Page text
Chinese protesters march and display anti-Japanese banners during a protest over the Diaoyu islands issue, known as the Senkaku islands in Japan, in Chengdu, southwest China's Sichuan province on September 16, 2012. (Image credit: AFP/Getty Images via @daylife)

Chinese streets were quiet today after anti-Japan protests, many of them violent, rocked more than a 100 cities last week. Large demonstrations continued through Tuesday, the 81st anniversary of Japan's invasion of Manchuria.

The disturbances, triggered by a territorial dispute over the Senkaku Islands in the East China Sea, are commonly described as the worst anti-Japan riots to hit the country since at least 2005, and they may have even been more destructive than that.

In any event, the damage to Japan's business interests in China was substantial. More than a dozen Japanese companies halted operations in the country as fire bombings, sabotage, and looting took their toll. Manufacturers Honda, Nissan, Toyota, Mazda, Mitsubishi, Yamaha, Komatsu, Hitachi, and Canon shuttered plants. Panasonic locked the doors of a factory after employees broke windows, ruined equipment, and set fires. Retailers Aeon, Fast Retailing, Ryohin Keikaku, and Seven & I closed stores.

Exercise 1
Reproduce the passage on the anti-Japan protests in China word for word, in full.

Records for processing
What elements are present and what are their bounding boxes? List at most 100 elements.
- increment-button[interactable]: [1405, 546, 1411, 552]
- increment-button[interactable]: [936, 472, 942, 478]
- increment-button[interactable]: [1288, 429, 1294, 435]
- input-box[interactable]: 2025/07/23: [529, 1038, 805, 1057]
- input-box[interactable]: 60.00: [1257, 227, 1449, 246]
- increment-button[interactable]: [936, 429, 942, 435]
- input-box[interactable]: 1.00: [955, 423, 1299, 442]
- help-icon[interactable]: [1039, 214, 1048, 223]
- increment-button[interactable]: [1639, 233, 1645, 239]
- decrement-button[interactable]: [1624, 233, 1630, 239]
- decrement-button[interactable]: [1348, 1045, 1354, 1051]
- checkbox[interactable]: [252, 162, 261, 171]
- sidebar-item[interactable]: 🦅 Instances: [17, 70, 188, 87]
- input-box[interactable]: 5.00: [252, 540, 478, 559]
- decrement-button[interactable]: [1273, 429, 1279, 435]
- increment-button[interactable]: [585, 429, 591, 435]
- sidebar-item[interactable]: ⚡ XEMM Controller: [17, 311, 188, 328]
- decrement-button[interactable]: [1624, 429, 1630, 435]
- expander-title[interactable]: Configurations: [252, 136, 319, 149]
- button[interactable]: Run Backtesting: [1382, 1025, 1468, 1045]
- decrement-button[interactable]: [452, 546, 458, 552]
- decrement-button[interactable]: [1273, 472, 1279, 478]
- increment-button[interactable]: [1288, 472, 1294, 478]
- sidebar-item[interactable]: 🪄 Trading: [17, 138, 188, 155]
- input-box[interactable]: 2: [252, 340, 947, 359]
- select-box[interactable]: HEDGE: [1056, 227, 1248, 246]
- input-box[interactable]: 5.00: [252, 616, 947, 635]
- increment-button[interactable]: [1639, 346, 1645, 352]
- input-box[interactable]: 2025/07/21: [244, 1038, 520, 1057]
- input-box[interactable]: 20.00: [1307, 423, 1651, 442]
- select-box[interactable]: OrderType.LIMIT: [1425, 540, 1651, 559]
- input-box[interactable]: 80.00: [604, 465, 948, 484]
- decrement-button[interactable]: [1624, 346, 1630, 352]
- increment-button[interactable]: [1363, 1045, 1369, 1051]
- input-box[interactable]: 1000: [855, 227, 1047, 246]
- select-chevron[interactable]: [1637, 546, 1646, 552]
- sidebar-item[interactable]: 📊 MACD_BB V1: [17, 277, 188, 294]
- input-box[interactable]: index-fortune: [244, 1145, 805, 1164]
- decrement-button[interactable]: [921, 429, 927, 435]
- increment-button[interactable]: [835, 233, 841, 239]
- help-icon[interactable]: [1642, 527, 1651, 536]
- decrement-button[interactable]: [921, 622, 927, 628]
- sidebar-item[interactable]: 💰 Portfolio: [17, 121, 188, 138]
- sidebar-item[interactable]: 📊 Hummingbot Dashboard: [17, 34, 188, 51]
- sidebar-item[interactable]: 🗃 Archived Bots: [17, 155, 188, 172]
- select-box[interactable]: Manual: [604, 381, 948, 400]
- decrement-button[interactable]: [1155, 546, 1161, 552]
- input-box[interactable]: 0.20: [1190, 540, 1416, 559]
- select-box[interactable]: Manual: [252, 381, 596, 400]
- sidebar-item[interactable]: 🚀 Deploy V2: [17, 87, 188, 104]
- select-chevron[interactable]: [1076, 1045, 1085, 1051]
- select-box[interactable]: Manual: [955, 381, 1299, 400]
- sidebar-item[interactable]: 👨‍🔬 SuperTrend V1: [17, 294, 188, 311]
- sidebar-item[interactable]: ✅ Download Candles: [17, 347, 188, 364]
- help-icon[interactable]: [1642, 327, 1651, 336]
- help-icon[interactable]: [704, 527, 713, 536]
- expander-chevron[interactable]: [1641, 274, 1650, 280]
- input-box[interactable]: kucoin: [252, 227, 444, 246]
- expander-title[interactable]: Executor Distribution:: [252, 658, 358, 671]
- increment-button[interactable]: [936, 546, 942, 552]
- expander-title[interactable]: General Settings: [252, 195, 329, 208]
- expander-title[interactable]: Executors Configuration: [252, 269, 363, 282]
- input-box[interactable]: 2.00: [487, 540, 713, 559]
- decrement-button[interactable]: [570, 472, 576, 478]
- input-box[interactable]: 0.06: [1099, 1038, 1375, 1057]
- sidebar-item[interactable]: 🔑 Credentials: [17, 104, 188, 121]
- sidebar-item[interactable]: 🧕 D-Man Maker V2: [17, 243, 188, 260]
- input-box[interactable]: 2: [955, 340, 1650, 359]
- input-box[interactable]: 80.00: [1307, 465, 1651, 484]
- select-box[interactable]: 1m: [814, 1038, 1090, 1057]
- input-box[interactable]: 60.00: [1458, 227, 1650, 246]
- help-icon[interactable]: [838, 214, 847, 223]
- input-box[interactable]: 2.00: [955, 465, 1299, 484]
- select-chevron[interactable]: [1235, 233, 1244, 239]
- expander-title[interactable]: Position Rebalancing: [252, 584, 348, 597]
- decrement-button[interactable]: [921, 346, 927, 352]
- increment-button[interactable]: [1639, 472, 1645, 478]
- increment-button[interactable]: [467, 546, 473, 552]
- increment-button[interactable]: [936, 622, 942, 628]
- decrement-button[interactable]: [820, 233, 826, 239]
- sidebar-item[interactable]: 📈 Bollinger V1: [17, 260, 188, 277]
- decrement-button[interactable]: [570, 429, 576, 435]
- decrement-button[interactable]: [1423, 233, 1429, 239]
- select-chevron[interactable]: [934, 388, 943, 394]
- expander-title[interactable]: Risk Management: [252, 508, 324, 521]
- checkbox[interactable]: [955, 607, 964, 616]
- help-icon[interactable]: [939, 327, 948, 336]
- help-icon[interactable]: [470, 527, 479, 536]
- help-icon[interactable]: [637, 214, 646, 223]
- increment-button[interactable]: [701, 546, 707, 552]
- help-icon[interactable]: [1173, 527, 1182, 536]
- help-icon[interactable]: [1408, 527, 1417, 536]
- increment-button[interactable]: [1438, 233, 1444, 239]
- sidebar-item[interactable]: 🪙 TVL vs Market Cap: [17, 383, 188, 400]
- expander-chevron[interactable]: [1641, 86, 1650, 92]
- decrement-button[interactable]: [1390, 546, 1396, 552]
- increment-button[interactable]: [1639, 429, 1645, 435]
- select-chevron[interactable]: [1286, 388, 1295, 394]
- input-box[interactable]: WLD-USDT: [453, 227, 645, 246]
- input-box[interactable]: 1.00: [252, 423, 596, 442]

Exercise 2
Render the records, from their first line through the line containing "- sidebar-item[interactable]: 📊 MACD_BB", inclusive, as a numbered list that omits blank lines. Give only those lines.

Response 1
Chinese protesters march and display anti-Japanese banners during a protest over the Diaoyu islands issue, known as the Senkaku islands in Japan, in Chengdu, southwest China's Sichuan province on September 16, 2012. (Image credit: AFP/Getty Images via @daylife)

Chinese streets were quiet today after anti-Japan protests, many of them violent, rocked more than a 100 cities last week. Large demonstrations continued through Tuesday, the 81st anniversary of Japan's invasion of Manchuria.

The disturbances, triggered by a territorial dispute over the Senkaku Islands in the East China Sea, are commonly described as the worst anti-Japan riots to hit the country since at least 2005, and they may have even been more destructive than that.

In any event, the damage to Japan's business interests in China was substantial. More than a dozen Japanese companies halted operations in the country as fire bombings, sabotage, and looting took their toll. Manufacturers Honda, Nissan, Toyota, Mazda, Mitsubishi, Yamaha, Komatsu, Hitachi, and Canon shuttered plants. Panasonic locked the doors of a factory after employees broke windows, ruined equipment, and set fires. Retailers Aeon, Fast Retailing, Ryohin Keikaku, and Seven & I closed stores.

Response 2
1. What elements are present and what are their bounding boxes? List at most 100 elements.
2. - increment-button[interactable]: [1405, 546, 1411, 552]
3. - increment-button[interactable]: [936, 472, 942, 478]
4. - increment-button[interactable]: [1288, 429, 1294, 435]
5. - input-box[interactable]: 2025/07/23: [529, 1038, 805, 1057]
6. - input-box[interactable]: 60.00: [1257, 227, 1449, 246]
7. - increment-button[interactable]: [936, 429, 942, 435]
8. - input-box[interactable]: 1.00: [955, 423, 1299, 442]
9. - help-icon[interactable]: [1039, 214, 1048, 223]
10. - increment-button[interactable]: [1639, 233, 1645, 239]
11. - decrement-button[interactable]: [1624, 233, 1630, 239]
12. - decrement-button[interactable]: [1348, 1045, 1354, 1051]
13. - checkbox[interactable]: [252, 162, 261, 171]
14. - sidebar-item[interactable]: 🦅 Instances: [17, 70, 188, 87]
15. - input-box[interactable]: 5.00: [252, 540, 478, 559]
16. - decrement-button[interactable]: [1273, 429, 1279, 435]
17. - increment-button[interactable]: [585, 429, 591, 435]
18. - sidebar-item[interactable]: ⚡ XEMM Controller: [17, 311, 188, 328]
19. - decrement-button[interactable]: [1624, 429, 1630, 435]
20. - expander-title[interactable]: Configurations: [252, 136, 319, 149]
21. - button[interactable]: Run Backtesting: [1382, 1025, 1468, 1045]
22. - decrement-button[interactable]: [452, 546, 458, 552]
23. - decrement-button[interactable]: [1273, 472, 1279, 478]
24. - increment-button[interactable]: [1288, 472, 1294, 478]
25. - sidebar-item[interactable]: 🪄 Trading: [17, 138, 188, 155]
26. - input-box[interactable]: 2: [252, 340, 947, 359]
27. - select-box[interactable]: HEDGE: [1056, 227, 1248, 246]
28. - input-box[interactable]: 5.00: [252, 616, 947, 635]
29. - increment-button[interactable]: [1639, 346, 1645, 352]
30. - input-box[interactable]: 2025/07/21: [244, 1038, 520, 1057]
31. - input-box[interactable]: 20.00: [1307, 423, 1651, 442]
32. - select-box[interactable]: OrderType.LIMIT: [1425, 540, 1651, 559]
33. - input-box[interactable]: 80.00: [604, 465, 948, 484]
34. - decrement-button[interactable]: [1624, 346, 1630, 352]
35. - increment-button[interactable]: [1363, 1045, 1369, 1051]
36. - input-box[interactable]: 1000: [855, 227, 1047, 246]
37. - select-chevron[interactable]: [1637, 546, 1646, 552]
38. - sidebar-item[interactable]: 📊 MACD_BB V1: [17, 277, 188, 294]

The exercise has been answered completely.